Directions for this task
Write out the listing exactly as it is given.

Information given

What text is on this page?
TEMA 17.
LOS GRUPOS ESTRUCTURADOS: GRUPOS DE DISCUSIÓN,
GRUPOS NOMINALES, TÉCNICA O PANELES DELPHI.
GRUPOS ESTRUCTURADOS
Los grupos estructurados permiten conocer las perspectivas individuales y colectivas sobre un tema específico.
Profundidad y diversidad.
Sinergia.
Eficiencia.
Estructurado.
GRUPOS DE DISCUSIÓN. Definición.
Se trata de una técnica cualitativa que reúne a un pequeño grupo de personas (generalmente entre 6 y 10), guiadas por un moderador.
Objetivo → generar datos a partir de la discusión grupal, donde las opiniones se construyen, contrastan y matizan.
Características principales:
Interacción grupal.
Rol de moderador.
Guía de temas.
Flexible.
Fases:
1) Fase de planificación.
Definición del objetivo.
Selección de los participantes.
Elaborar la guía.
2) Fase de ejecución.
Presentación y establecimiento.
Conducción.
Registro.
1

Expected answer
What text is on this page?
TEMA 17.
LOS GRUPOS ESTRUCTURADOS: GRUPOS DE DISCUSIÓN,
GRUPOS NOMINALES, TÉCNICA O PANELES DELPHI.
GRUPOS ESTRUCTURADOS
Los grupos estructurados permiten conocer las perspectivas individuales y colectivas sobre un tema específico.
Profundidad y diversidad.
Sinergia.
Eficiencia.
Estructurado.
GRUPOS DE DISCUSIÓN. Definición.
Se trata de una técnica cualitativa que reúne a un pequeño grupo de personas (generalmente entre 6 y 10), guiadas por un moderador.
Objetivo → generar datos a partir de la discusión grupal, donde las opiniones se construyen, contrastan y matizan.
Características principales:
Interacción grupal.
Rol de moderador.
Guía de temas.
Flexible.
Fases:
1) Fase de planificación.
Definición del objetivo.
Selección de los participantes.
Elaborar la guía.
2) Fase de ejecución.
Presentación y establecimiento.
Conducción.
Registro.
1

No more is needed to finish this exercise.